**Set task:**
Without the pictures, reproduce the records that follow exactly.

Dataset items
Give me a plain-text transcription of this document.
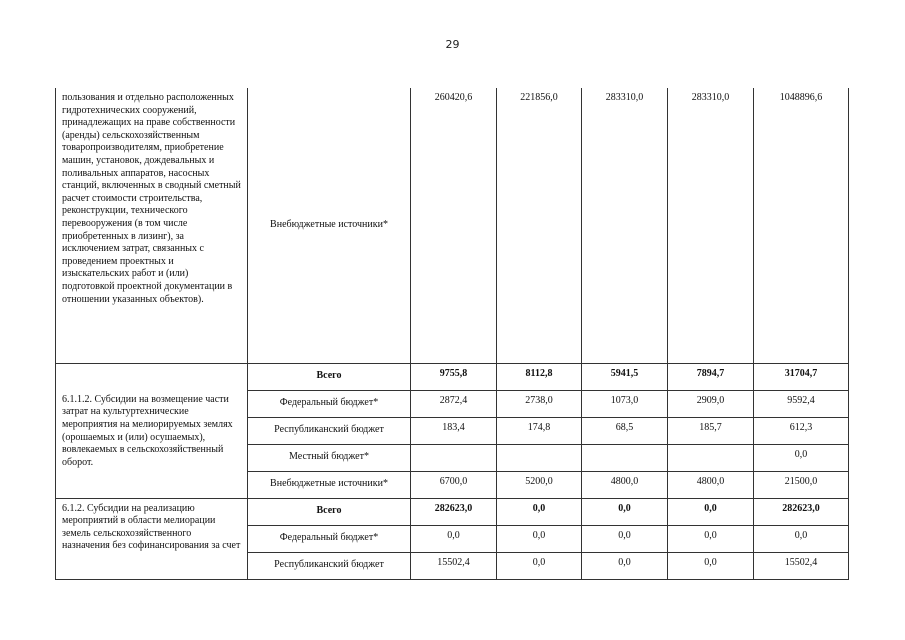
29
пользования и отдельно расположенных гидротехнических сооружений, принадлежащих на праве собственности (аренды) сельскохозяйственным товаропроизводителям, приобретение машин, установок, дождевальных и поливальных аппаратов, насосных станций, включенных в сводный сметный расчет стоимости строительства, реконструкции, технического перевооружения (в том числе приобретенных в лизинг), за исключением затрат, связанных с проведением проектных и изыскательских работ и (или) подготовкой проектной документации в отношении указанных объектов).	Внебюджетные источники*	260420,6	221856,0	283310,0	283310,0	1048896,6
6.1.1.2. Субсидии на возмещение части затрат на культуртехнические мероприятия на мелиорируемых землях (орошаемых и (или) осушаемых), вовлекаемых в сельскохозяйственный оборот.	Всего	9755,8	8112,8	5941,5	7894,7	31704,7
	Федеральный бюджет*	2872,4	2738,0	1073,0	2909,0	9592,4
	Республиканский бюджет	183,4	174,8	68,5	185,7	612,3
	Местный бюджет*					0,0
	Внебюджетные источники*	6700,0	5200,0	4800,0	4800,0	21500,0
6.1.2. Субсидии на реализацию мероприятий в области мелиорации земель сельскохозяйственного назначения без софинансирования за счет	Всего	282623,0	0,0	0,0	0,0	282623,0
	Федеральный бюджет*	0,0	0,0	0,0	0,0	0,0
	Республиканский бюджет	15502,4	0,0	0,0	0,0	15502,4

**Correct response:**
Give me a plain-text transcription of this document.
29
пользования и отдельно расположенных гидротехнических сооружений, принадлежащих на праве собственности (аренды) сельскохозяйственным товаропроизводителям, приобретение машин, установок, дождевальных и поливальных аппаратов, насосных станций, включенных в сводный сметный расчет стоимости строительства, реконструкции, технического перевооружения (в том числе приобретенных в лизинг), за исключением затрат, связанных с проведением проектных и изыскательских работ и (или) подготовкой проектной документации в отношении указанных объектов).	Внебюджетные источники*	260420,6	221856,0	283310,0	283310,0	1048896,6
6.1.1.2. Субсидии на возмещение части затрат на культуртехнические мероприятия на мелиорируемых землях (орошаемых и (или) осушаемых), вовлекаемых в сельскохозяйственный оборот.	Всего	9755,8	8112,8	5941,5	7894,7	31704,7
	Федеральный бюджет*	2872,4	2738,0	1073,0	2909,0	9592,4
	Республиканский бюджет	183,4	174,8	68,5	185,7	612,3
	Местный бюджет*					0,0
	Внебюджетные источники*	6700,0	5200,0	4800,0	4800,0	21500,0
6.1.2. Субсидии на реализацию мероприятий в области мелиорации земель сельскохозяйственного назначения без софинансирования за счет	Всего	282623,0	0,0	0,0	0,0	282623,0
	Федеральный бюджет*	0,0	0,0	0,0	0,0	0,0
	Республиканский бюджет	15502,4	0,0	0,0	0,0	15502,4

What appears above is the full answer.